[Begin]

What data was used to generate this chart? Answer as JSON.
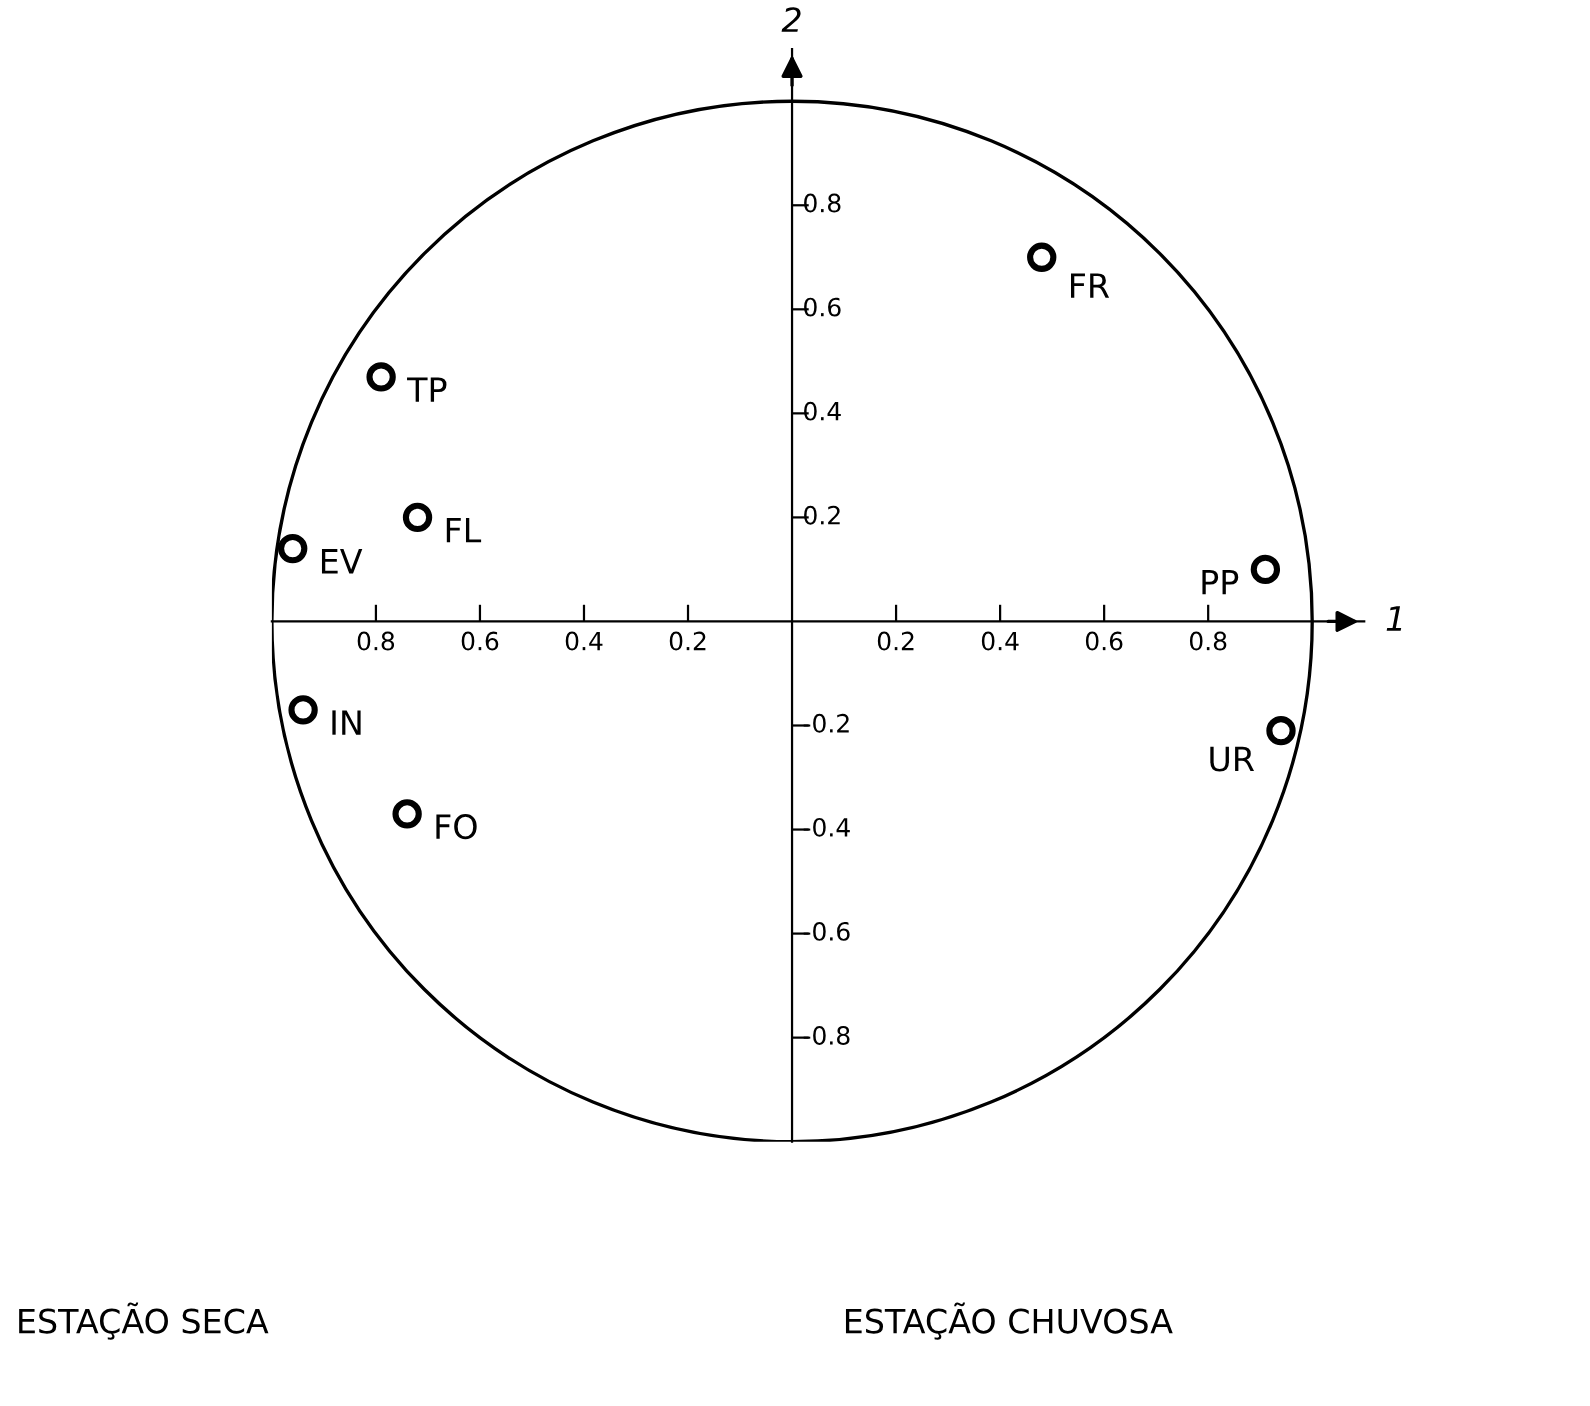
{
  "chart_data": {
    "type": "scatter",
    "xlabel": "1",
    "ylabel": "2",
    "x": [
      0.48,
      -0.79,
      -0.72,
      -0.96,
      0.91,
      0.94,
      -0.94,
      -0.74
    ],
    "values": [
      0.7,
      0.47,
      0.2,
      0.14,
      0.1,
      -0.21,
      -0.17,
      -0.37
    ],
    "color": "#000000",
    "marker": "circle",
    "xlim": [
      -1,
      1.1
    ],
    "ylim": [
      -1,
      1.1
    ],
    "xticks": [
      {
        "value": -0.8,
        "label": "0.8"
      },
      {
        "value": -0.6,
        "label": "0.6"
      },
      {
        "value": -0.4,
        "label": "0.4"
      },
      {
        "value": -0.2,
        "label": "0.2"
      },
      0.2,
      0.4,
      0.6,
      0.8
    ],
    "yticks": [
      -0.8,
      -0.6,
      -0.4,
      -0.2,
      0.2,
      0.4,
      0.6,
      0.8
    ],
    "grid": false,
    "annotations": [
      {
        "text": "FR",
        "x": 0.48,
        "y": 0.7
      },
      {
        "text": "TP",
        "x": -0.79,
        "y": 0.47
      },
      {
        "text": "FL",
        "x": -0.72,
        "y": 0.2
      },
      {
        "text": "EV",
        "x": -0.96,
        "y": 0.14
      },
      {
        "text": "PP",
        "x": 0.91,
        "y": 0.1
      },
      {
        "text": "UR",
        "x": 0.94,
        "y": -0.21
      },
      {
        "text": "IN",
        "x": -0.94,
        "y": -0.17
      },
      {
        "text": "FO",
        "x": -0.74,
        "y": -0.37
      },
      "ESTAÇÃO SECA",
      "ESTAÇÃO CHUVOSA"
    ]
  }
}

[End]
[Begin]

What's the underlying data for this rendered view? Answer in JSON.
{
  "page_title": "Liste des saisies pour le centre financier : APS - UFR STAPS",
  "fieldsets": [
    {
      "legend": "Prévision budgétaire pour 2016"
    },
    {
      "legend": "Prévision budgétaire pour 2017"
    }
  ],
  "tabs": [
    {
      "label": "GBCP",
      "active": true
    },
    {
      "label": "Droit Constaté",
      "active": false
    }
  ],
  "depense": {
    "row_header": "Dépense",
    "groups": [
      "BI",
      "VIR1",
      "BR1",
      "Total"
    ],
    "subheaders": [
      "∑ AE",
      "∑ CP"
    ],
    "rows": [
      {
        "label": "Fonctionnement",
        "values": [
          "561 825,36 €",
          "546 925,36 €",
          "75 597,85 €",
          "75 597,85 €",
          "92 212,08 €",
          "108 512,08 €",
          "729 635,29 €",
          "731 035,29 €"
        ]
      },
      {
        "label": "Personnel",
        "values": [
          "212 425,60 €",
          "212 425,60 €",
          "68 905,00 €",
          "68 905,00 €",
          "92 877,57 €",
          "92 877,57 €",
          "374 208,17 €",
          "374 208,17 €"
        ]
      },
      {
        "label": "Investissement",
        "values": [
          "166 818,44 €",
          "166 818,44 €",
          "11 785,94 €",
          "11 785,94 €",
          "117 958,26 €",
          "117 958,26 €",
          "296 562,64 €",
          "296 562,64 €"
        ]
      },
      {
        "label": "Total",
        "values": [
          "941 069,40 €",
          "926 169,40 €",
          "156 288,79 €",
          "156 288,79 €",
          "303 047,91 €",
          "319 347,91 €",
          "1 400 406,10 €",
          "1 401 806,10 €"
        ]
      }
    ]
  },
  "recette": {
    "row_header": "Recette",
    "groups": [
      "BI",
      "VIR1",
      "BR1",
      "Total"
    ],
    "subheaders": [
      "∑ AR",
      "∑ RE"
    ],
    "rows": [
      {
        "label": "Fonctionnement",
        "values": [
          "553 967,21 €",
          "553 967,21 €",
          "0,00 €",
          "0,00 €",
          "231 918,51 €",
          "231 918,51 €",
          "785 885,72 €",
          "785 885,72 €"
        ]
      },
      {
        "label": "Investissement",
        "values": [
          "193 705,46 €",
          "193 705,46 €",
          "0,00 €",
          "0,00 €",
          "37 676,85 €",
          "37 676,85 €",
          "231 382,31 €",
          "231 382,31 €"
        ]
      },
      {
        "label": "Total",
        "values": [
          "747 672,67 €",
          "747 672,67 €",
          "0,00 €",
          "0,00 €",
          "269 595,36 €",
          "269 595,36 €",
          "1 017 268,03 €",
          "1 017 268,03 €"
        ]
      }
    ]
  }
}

[End]
[Begin]

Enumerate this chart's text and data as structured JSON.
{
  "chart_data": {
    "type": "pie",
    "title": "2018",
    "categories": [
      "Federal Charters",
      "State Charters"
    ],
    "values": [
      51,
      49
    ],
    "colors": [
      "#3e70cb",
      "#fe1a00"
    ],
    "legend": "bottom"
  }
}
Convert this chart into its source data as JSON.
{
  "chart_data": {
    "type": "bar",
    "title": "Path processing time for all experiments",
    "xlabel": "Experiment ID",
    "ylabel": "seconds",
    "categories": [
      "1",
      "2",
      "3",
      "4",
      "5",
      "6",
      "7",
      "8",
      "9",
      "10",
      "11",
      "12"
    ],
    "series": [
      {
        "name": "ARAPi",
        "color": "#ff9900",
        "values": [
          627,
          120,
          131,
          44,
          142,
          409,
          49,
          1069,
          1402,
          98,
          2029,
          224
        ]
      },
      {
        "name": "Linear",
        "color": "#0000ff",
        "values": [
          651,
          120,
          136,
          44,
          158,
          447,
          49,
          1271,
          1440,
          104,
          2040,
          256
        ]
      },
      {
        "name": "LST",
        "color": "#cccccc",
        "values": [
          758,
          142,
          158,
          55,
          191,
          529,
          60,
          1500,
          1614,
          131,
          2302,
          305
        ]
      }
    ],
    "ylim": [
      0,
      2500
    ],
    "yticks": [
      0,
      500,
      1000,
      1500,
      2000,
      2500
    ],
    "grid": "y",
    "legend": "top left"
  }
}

[End]

Copy out every line of the data that includes "budgétaire".

      "legend": "Prévision budgétaire pour 2016"
      "legend": "Prévision budgétaire pour 2017"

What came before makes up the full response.